DATASET CONTENT:

**********

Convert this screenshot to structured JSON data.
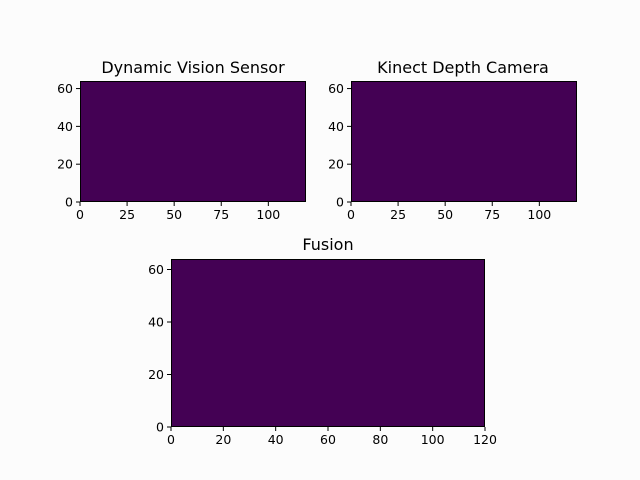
{
  "chart_data": [
    {
      "type": "heatmap",
      "title": "Dynamic Vision Sensor",
      "xlim": [
        0,
        120
      ],
      "ylim": [
        0,
        64
      ],
      "x_ticks": [
        0,
        25,
        50,
        75,
        100
      ],
      "y_ticks": [
        0,
        20,
        40,
        60
      ],
      "values": "uniform 0 (all cells at minimum of colormap)",
      "fill_color": "#440154"
    },
    {
      "type": "heatmap",
      "title": "Kinect Depth Camera",
      "xlim": [
        0,
        120
      ],
      "ylim": [
        0,
        64
      ],
      "x_ticks": [
        0,
        25,
        50,
        75,
        100
      ],
      "y_ticks": [
        0,
        20,
        40,
        60
      ],
      "values": "uniform 0 (all cells at minimum of colormap)",
      "fill_color": "#440154"
    },
    {
      "type": "heatmap",
      "title": "Fusion",
      "xlim": [
        0,
        120
      ],
      "ylim": [
        0,
        64
      ],
      "x_ticks": [
        0,
        20,
        40,
        60,
        80,
        100,
        120
      ],
      "y_ticks": [
        0,
        20,
        40,
        60
      ],
      "values": "uniform 0 (all cells at minimum of colormap)",
      "fill_color": "#440154"
    }
  ]
}
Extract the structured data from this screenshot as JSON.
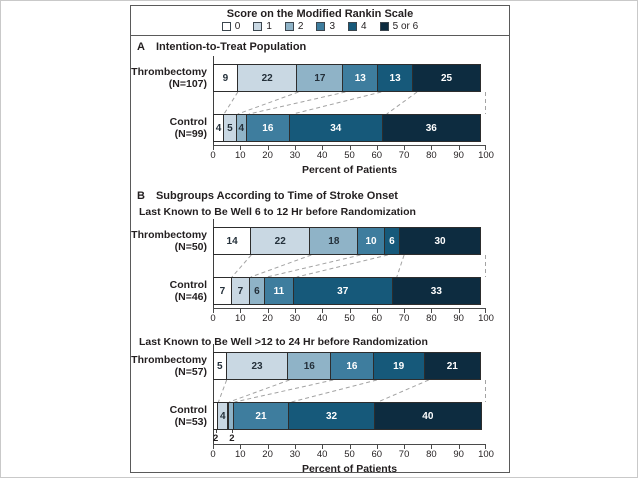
{
  "legend": {
    "title": "Score on the Modified Rankin Scale",
    "items": [
      {
        "label": "0",
        "color": "#ffffff"
      },
      {
        "label": "1",
        "color": "#c9d8e3"
      },
      {
        "label": "2",
        "color": "#8fb3c7"
      },
      {
        "label": "3",
        "color": "#3e7d9e"
      },
      {
        "label": "4",
        "color": "#16597a"
      },
      {
        "label": "5 or 6",
        "color": "#0d2c40"
      }
    ]
  },
  "panels": {
    "a": {
      "letter": "A",
      "title": "Intention-to-Treat Population"
    },
    "b": {
      "letter": "B",
      "title": "Subgroups According to Time of Stroke Onset",
      "subgroup1": "Last Known to Be Well 6 to 12 Hr before Randomization",
      "subgroup2": "Last Known to Be Well >12 to 24 Hr before Randomization"
    }
  },
  "chart_data": {
    "type": "bar",
    "variant": "horizontal-stacked",
    "categories": [
      "0",
      "1",
      "2",
      "3",
      "4",
      "5 or 6"
    ],
    "colors": [
      "#ffffff",
      "#c9d8e3",
      "#8fb3c7",
      "#3e7d9e",
      "#16597a",
      "#0d2c40"
    ],
    "xlabel": "Percent of Patients",
    "xlim": [
      0,
      100
    ],
    "xtick_step": 10,
    "charts": [
      {
        "key": "intention-to-treat",
        "rows": [
          {
            "group": "Thrombectomy",
            "n_label": "(N=107)",
            "values": [
              9,
              22,
              17,
              13,
              13,
              25
            ]
          },
          {
            "group": "Control",
            "n_label": "(N=99)",
            "values": [
              4,
              5,
              4,
              16,
              34,
              36
            ]
          }
        ],
        "show_xlabel": true
      },
      {
        "key": "well-6-to-12-hr",
        "rows": [
          {
            "group": "Thrombectomy",
            "n_label": "(N=50)",
            "values": [
              14,
              22,
              18,
              10,
              6,
              30
            ]
          },
          {
            "group": "Control",
            "n_label": "(N=46)",
            "values": [
              7,
              7,
              6,
              11,
              37,
              33
            ]
          }
        ],
        "show_xlabel": false
      },
      {
        "key": "well-12-to-24-hr",
        "rows": [
          {
            "group": "Thrombectomy",
            "n_label": "(N=57)",
            "values": [
              5,
              23,
              16,
              16,
              19,
              21
            ]
          },
          {
            "group": "Control",
            "n_label": "(N=53)",
            "values": [
              2,
              4,
              2,
              21,
              32,
              40
            ]
          }
        ],
        "show_xlabel": true
      }
    ]
  }
}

**********

WORK ITEM:
Could you restate every record above word for word, leaving the pictures out?

WORKED SOLUTION:
Convert this screenshot to structured JSON data.
{
  "chart_data": [
    {
      "type": "heatmap",
      "title": "Dynamic Vision Sensor",
      "xlim": [
        0,
        120
      ],
      "ylim": [
        0,
        64
      ],
      "x_ticks": [
        0,
        25,
        50,
        75,
        100
      ],
      "y_ticks": [
        0,
        20,
        40,
        60
      ],
      "values": "uniform 0 (all cells at minimum of colormap)",
      "fill_color": "#440154"
    },
    {
      "type": "heatmap",
      "title": "Kinect Depth Camera",
      "xlim": [
        0,
        120
      ],
      "ylim": [
        0,
        64
      ],
      "x_ticks": [
        0,
        25,
        50,
        75,
        100
      ],
      "y_ticks": [
        0,
        20,
        40,
        60
      ],
      "values": "uniform 0 (all cells at minimum of colormap)",
      "fill_color": "#440154"
    },
    {
      "type": "heatmap",
      "title": "Fusion",
      "xlim": [
        0,
        120
      ],
      "ylim": [
        0,
        64
      ],
      "x_ticks": [
        0,
        20,
        40,
        60,
        80,
        100,
        120
      ],
      "y_ticks": [
        0,
        20,
        40,
        60
      ],
      "values": "uniform 0 (all cells at minimum of colormap)",
      "fill_color": "#440154"
    }
  ]
}
Extract the structured data from this screenshot as JSON.
{
  "legend": {
    "title": "Score on the Modified Rankin Scale",
    "items": [
      {
        "label": "0",
        "color": "#ffffff"
      },
      {
        "label": "1",
        "color": "#c9d8e3"
      },
      {
        "label": "2",
        "color": "#8fb3c7"
      },
      {
        "label": "3",
        "color": "#3e7d9e"
      },
      {
        "label": "4",
        "color": "#16597a"
      },
      {
        "label": "5 or 6",
        "color": "#0d2c40"
      }
    ]
  },
  "panels": {
    "a": {
      "letter": "A",
      "title": "Intention-to-Treat Population"
    },
    "b": {
      "letter": "B",
      "title": "Subgroups According to Time of Stroke Onset",
      "subgroup1": "Last Known to Be Well 6 to 12 Hr before Randomization",
      "subgroup2": "Last Known to Be Well >12 to 24 Hr before Randomization"
    }
  },
  "chart_data": {
    "type": "bar",
    "variant": "horizontal-stacked",
    "categories": [
      "0",
      "1",
      "2",
      "3",
      "4",
      "5 or 6"
    ],
    "colors": [
      "#ffffff",
      "#c9d8e3",
      "#8fb3c7",
      "#3e7d9e",
      "#16597a",
      "#0d2c40"
    ],
    "xlabel": "Percent of Patients",
    "xlim": [
      0,
      100
    ],
    "xtick_step": 10,
    "charts": [
      {
        "key": "intention-to-treat",
        "rows": [
          {
            "group": "Thrombectomy",
            "n_label": "(N=107)",
            "values": [
              9,
              22,
              17,
              13,
              13,
              25
            ]
          },
          {
            "group": "Control",
            "n_label": "(N=99)",
            "values": [
              4,
              5,
              4,
              16,
              34,
              36
            ]
          }
        ],
        "show_xlabel": true
      },
      {
        "key": "well-6-to-12-hr",
        "rows": [
          {
            "group": "Thrombectomy",
            "n_label": "(N=50)",
            "values": [
              14,
              22,
              18,
              10,
              6,
              30
            ]
          },
          {
            "group": "Control",
            "n_label": "(N=46)",
            "values": [
              7,
              7,
              6,
              11,
              37,
              33
            ]
          }
        ],
        "show_xlabel": false
      },
      {
        "key": "well-12-to-24-hr",
        "rows": [
          {
            "group": "Thrombectomy",
            "n_label": "(N=57)",
            "values": [
              5,
              23,
              16,
              16,
              19,
              21
            ]
          },
          {
            "group": "Control",
            "n_label": "(N=53)",
            "values": [
              2,
              4,
              2,
              21,
              32,
              40
            ]
          }
        ],
        "show_xlabel": true
      }
    ]
  }
}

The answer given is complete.